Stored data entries
--*--
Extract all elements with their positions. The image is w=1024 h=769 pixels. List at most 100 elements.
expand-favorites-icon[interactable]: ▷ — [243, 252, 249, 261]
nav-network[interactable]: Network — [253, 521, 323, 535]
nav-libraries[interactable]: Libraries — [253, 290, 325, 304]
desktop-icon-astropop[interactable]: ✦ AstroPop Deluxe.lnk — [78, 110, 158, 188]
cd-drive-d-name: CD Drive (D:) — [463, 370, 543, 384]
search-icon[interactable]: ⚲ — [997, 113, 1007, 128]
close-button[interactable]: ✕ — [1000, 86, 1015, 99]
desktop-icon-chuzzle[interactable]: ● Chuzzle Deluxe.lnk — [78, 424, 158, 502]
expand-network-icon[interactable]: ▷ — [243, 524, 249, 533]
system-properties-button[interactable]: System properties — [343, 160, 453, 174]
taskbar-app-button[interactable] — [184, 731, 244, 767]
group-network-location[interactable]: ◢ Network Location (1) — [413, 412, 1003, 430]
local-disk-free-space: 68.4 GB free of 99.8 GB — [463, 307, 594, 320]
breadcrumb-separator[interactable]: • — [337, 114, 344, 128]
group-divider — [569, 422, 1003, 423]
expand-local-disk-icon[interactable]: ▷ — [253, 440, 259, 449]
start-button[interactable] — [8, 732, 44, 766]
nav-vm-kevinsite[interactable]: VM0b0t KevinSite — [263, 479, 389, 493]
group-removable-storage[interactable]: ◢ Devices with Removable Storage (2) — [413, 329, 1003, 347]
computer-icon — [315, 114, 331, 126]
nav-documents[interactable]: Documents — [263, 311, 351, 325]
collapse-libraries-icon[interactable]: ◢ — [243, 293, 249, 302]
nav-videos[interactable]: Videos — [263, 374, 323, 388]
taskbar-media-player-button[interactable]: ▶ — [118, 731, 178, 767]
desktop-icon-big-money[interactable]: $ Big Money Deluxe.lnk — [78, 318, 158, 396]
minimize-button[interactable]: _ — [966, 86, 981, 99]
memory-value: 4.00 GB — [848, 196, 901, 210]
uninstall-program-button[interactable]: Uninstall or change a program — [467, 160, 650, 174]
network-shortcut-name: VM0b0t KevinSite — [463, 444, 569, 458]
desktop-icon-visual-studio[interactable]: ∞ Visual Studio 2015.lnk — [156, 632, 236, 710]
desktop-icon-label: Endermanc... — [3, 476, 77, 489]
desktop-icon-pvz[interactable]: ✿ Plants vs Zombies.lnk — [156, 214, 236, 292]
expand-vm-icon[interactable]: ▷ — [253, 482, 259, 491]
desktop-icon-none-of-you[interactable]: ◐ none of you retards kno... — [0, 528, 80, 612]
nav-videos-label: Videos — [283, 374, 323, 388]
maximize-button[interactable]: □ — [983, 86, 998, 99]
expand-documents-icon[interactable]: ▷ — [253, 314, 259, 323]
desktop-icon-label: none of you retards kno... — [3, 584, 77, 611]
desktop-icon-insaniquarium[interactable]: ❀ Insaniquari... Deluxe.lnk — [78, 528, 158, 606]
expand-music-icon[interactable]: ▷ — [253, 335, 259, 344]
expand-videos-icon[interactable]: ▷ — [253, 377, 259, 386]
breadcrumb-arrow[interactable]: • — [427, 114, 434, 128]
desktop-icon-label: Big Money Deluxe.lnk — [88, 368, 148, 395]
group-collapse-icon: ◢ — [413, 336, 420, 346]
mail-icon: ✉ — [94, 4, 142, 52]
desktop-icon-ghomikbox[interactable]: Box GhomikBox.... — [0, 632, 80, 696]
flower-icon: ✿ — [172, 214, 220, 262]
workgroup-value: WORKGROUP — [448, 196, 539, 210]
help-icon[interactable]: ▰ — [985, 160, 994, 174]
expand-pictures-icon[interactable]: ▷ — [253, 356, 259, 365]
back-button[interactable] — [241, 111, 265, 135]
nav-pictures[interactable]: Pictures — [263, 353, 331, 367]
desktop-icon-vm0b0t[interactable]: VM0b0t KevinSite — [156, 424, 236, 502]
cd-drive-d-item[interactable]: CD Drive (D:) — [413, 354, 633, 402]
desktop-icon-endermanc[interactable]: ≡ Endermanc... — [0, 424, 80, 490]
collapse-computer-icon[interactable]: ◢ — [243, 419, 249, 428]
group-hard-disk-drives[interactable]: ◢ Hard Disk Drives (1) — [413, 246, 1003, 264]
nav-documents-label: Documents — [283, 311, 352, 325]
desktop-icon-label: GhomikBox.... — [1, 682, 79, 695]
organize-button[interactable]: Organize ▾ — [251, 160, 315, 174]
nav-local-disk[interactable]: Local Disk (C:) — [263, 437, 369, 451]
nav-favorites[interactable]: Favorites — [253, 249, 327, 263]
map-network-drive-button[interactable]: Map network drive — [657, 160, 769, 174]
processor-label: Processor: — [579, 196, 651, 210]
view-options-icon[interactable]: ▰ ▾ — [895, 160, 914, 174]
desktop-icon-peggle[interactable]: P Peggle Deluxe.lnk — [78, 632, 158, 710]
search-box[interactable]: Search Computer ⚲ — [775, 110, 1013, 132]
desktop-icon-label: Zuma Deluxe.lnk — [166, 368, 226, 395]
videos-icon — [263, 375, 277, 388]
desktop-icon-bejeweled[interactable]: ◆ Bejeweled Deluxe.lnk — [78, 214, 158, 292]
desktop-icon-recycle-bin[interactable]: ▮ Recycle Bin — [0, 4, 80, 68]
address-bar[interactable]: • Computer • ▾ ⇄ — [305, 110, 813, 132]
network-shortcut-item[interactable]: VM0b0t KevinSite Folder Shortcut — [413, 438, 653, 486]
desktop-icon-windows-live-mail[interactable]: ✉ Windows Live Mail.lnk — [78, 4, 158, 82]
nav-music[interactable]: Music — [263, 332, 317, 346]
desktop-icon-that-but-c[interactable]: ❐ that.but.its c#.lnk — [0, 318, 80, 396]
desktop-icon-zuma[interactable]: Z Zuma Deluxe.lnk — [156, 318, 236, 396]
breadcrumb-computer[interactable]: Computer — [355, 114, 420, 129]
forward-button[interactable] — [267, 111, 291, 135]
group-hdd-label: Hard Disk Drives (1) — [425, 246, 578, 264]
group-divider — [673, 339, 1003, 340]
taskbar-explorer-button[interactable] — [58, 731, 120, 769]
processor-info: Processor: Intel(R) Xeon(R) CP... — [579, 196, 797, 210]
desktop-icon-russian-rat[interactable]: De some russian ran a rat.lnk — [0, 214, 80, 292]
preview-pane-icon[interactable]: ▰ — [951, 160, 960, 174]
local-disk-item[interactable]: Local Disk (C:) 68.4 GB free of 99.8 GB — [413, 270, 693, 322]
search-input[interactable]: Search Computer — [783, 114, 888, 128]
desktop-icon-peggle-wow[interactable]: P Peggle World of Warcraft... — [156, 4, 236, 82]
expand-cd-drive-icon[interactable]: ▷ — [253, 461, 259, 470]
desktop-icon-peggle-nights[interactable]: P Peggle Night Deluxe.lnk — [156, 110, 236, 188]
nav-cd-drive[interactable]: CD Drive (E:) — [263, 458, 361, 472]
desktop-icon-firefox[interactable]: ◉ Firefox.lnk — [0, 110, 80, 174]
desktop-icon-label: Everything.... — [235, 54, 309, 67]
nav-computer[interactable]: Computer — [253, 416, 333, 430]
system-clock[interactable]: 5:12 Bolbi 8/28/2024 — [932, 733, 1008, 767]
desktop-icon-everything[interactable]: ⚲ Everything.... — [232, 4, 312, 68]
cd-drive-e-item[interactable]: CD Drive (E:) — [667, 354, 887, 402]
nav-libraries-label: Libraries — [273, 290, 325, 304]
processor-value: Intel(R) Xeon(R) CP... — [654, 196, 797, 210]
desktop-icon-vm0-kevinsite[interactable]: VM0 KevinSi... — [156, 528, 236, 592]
--*--
▶ [What to do]:
Print, with no changes, every line from the beginning of the records through the line containing "search-icon[interactable]: ⚲ —", including that line.

▶ [Result]:
Extract all elements with their positions. The image is w=1024 h=769 pixels. List at most 100 elements.
expand-favorites-icon[interactable]: ▷ — [243, 252, 249, 261]
nav-network[interactable]: Network — [253, 521, 323, 535]
nav-libraries[interactable]: Libraries — [253, 290, 325, 304]
desktop-icon-astropop[interactable]: ✦ AstroPop Deluxe.lnk — [78, 110, 158, 188]
cd-drive-d-name: CD Drive (D:) — [463, 370, 543, 384]
search-icon[interactable]: ⚲ — [997, 113, 1007, 128]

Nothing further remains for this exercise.